*Quellenauszug*:
________________
# wsftp kommt nimma raus



## 4nd3rl (6. Oktober 2002)

hi, 
mein problem ist, dass ich nicht mehr an meine webseiten-ftp accounts komme seit ich über einen linuxserver ins inet gehe...
wsftp sagt beim connectversuch, dass er mit 255.255.255.255 port 21 verbinden will- heisst das, er versucht sich mit dem ftp-server der linuxkiste verbinden? würde gerne wieder auf die accounts zugreifen und freue mich deshalb schon auf eure antworten

greetz


----------



## JoelH (6. Oktober 2002)

*hmm,*

hmm, 255.255.255.255 ist eigentlich garkeine gültige IP im internet, denn das ist eh ein Broadcast usw. also völlig falsch, kann es sein dass du dich da vielelicht verkonfiguriert hast, kanne s sein das das Programm versucht üebr einen Proxy zu gehen oder so ? Also mit Linux an sich hat das weniger zu tun.


----------



## Marcus Roffmann (6. Oktober 2002)

Wie hast Du denn Dein Linux-System eingerichtet? Fungiert es als Gateway oder als Proxy?

Meine Empfehlung:
Versuche es mit IPTables als Gateway/Firewall. Das sollte gehen.


----------



## 4nd3rl (9. Oktober 2002)

lag an der firewall...merci jungs


----------
________________
Datensätze zu Elementboxen
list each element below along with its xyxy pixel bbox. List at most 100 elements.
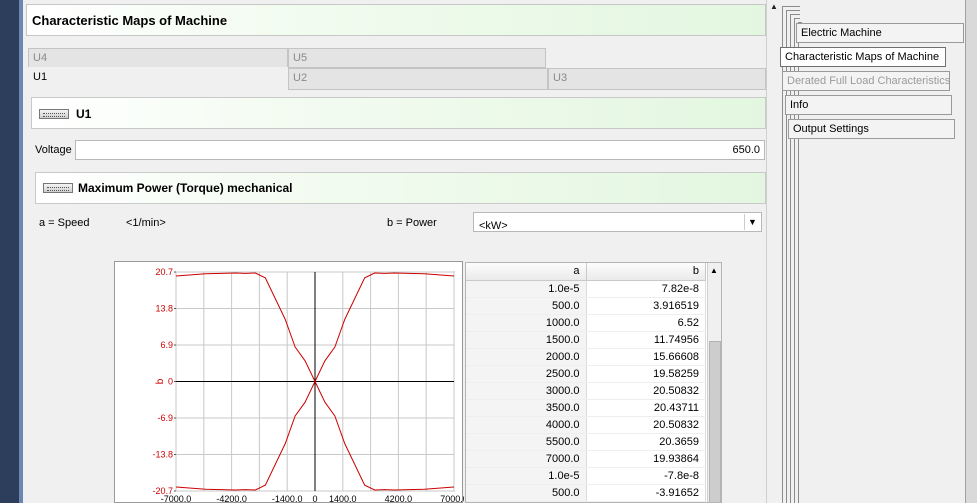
x-tick-label: -7000.0: [161, 494, 192, 503]
app-window: Characteristic Maps of Machine U4 U5 U1 …: [0, 0, 977, 503]
section-u1-header[interactable]: U1: [31, 97, 766, 129]
table-row[interactable]: 3500.0 20.43711: [466, 399, 706, 417]
table-row[interactable]: 3000.0 20.50832: [466, 382, 706, 400]
cell-a[interactable]: 3000.0: [466, 382, 587, 400]
table-header-row: a b: [466, 263, 706, 281]
cell-b[interactable]: -7.8e-8: [586, 467, 706, 485]
scrollbar-thumb[interactable]: [709, 341, 721, 502]
y-tick-label: 6.9: [160, 340, 173, 350]
column-header-b[interactable]: b: [586, 263, 706, 281]
voltage-label: Voltage: [35, 144, 72, 156]
table-row[interactable]: 1000.0 6.52: [466, 314, 706, 332]
cell-b[interactable]: 20.43711: [586, 399, 706, 417]
tab-label: U1: [33, 71, 48, 83]
table-row[interactable]: 1.0e-5 -7.8e-8: [466, 467, 706, 485]
voltage-row: Voltage 650.0: [31, 139, 765, 161]
x-tick-label: 7000.0: [440, 494, 464, 503]
main-scrollbar[interactable]: ▲: [766, 0, 782, 503]
page-title-bar: Characteristic Maps of Machine: [26, 4, 766, 36]
tab-label: U2: [293, 72, 308, 84]
y-tick-label: -6.9: [157, 413, 173, 423]
cell-a[interactable]: 500.0: [466, 297, 587, 315]
cell-b[interactable]: 6.52: [586, 314, 706, 332]
cell-a[interactable]: 5500.0: [466, 433, 587, 451]
tab-label: Characteristic Maps of Machine: [785, 51, 940, 63]
x-tick-label: -4200.0: [216, 494, 247, 503]
main-panel: Characteristic Maps of Machine U4 U5 U1 …: [23, 0, 766, 503]
y-tick-label: 13.8: [155, 304, 173, 314]
cell-a[interactable]: 2000.0: [466, 348, 587, 366]
cell-b[interactable]: 7.82e-8: [586, 280, 706, 298]
cell-a[interactable]: 1500.0: [466, 331, 587, 349]
section-max-power-header[interactable]: Maximum Power (Torque) mechanical: [35, 172, 766, 204]
column-header-a[interactable]: a: [466, 263, 587, 281]
cell-a[interactable]: 7000.0: [466, 450, 587, 468]
tab-output-settings[interactable]: Output Settings: [788, 119, 955, 139]
y-tick-label: 0: [168, 377, 173, 387]
section-u1-title: U1: [76, 107, 92, 121]
page-title: Characteristic Maps of Machine: [32, 13, 228, 28]
cell-b[interactable]: 19.93864: [586, 450, 706, 468]
tab-electric-machine[interactable]: Electric Machine: [796, 23, 964, 43]
tab-u5[interactable]: U5: [288, 48, 546, 68]
cell-b[interactable]: 20.50832: [586, 416, 706, 434]
voltage-field[interactable]: 650.0: [75, 140, 765, 160]
tab-label: U4: [33, 52, 48, 64]
tab-label: Electric Machine: [801, 27, 882, 39]
tab-u3[interactable]: U3: [548, 68, 766, 90]
b-axis-label: b = Power: [387, 217, 437, 229]
cell-b[interactable]: 20.3659: [586, 433, 706, 451]
x-tick-label: 4200.0: [385, 494, 413, 503]
table-row[interactable]: 1.0e-5 7.82e-8: [466, 280, 706, 298]
cell-b[interactable]: 11.74956: [586, 331, 706, 349]
axis-definition-row: a = Speed <1/min> b = Power <kW> ▼: [31, 210, 765, 236]
scroll-up-icon[interactable]: ▲: [769, 3, 779, 11]
tab-label: Derated Full Load Characteristics: [787, 75, 951, 87]
cell-a[interactable]: 500.0: [466, 484, 587, 502]
chart-svg: 20.713.86.90-6.9-13.8-20.7-7000.0 -4200.0…: [152, 267, 467, 503]
y-tick-label: -13.8: [152, 450, 173, 460]
x-tick-label: -1400.0: [272, 494, 303, 503]
tab-characteristic-maps[interactable]: Characteristic Maps of Machine: [780, 47, 946, 67]
cell-a[interactable]: 1.0e-5: [466, 467, 587, 485]
y-tick-label: 20.7: [155, 267, 173, 277]
table-row[interactable]: 1500.0 11.74956: [466, 331, 706, 349]
table-row[interactable]: 500.0 3.916519: [466, 297, 706, 315]
cell-b[interactable]: 15.66608: [586, 348, 706, 366]
collapse-icon[interactable]: [39, 109, 69, 119]
characteristic-chart: 20.7 13.8 6.9 0 -6.9 -13.8 -20.7 -7000.0 -4200.0…: [114, 261, 468, 503]
table-row[interactable]: 5500.0 20.3659: [466, 433, 706, 451]
table-row[interactable]: 2000.0 15.66608: [466, 348, 706, 366]
cell-a[interactable]: 1.0e-5: [466, 280, 587, 298]
tab-derated-full-load[interactable]: Derated Full Load Characteristics: [782, 71, 950, 91]
tab-label: U3: [553, 72, 568, 84]
chevron-down-icon[interactable]: ▼: [744, 214, 760, 230]
cell-b[interactable]: -3.91652: [586, 484, 706, 502]
a-axis-unit: <1/min>: [126, 217, 166, 229]
right-navigation-panel: Electric Machine Characteristic Maps of …: [780, 0, 977, 503]
right-border: [965, 0, 977, 503]
cell-a[interactable]: 2500.0: [466, 365, 587, 383]
table-row[interactable]: 500.0 -3.91652: [466, 484, 706, 502]
b-unit-select[interactable]: <kW> ▼: [473, 212, 762, 232]
cell-b[interactable]: 20.50832: [586, 382, 706, 400]
tab-u2[interactable]: U2: [288, 68, 548, 90]
cell-b[interactable]: 3.916519: [586, 297, 706, 315]
collapse-icon[interactable]: [43, 183, 73, 193]
tab-info[interactable]: Info: [785, 95, 952, 115]
x-tick-label: 1400.0: [329, 494, 357, 503]
scroll-up-icon[interactable]: ▲: [710, 266, 718, 275]
tab-label: Output Settings: [793, 123, 869, 135]
y-axis-label: b: [155, 378, 166, 384]
cell-a[interactable]: 4000.0: [466, 416, 587, 434]
tab-u1[interactable]: U1: [28, 67, 288, 89]
cell-a[interactable]: 1000.0: [466, 314, 587, 332]
table-row[interactable]: 2500.0 19.58259: [466, 365, 706, 383]
table-row[interactable]: 7000.0 19.93864: [466, 450, 706, 468]
data-table-container: a b 1.0e-5 7.82e-8 500.0 3.916519 1000.0 6.52…: [465, 262, 722, 503]
table-row[interactable]: 4000.0 20.50832: [466, 416, 706, 434]
tab-u4[interactable]: U4: [28, 48, 288, 68]
table-scrollbar[interactable]: ▲: [707, 263, 721, 502]
cell-b[interactable]: 19.58259: [586, 365, 706, 383]
cell-a[interactable]: 3500.0: [466, 399, 587, 417]
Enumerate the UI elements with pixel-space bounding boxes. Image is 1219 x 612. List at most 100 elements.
________________
*Aufgaben*:
A) Was stellte sich laut dem Quellenauszug am Ende als Ursache des FTP-Verbindungsproblems heraus?
B) Begründen Sie anhand des Quellenauszugs, weshalb die Zieladresse 255.255.255.255 beim Verbindungsversuch als völlig falsch eingestuft wird.

*Lösungen*:
A) Die Ursache war die Firewall.

B) 255.255.255.255 ist keine gültige IP-Adresse im Internet, weil es sich um eine Broadcast-Adresse handelt. Daher wird eine Fehlkonfiguration vermutet, etwa ein Umweg über einen Proxy, und nicht Linux als Ursache.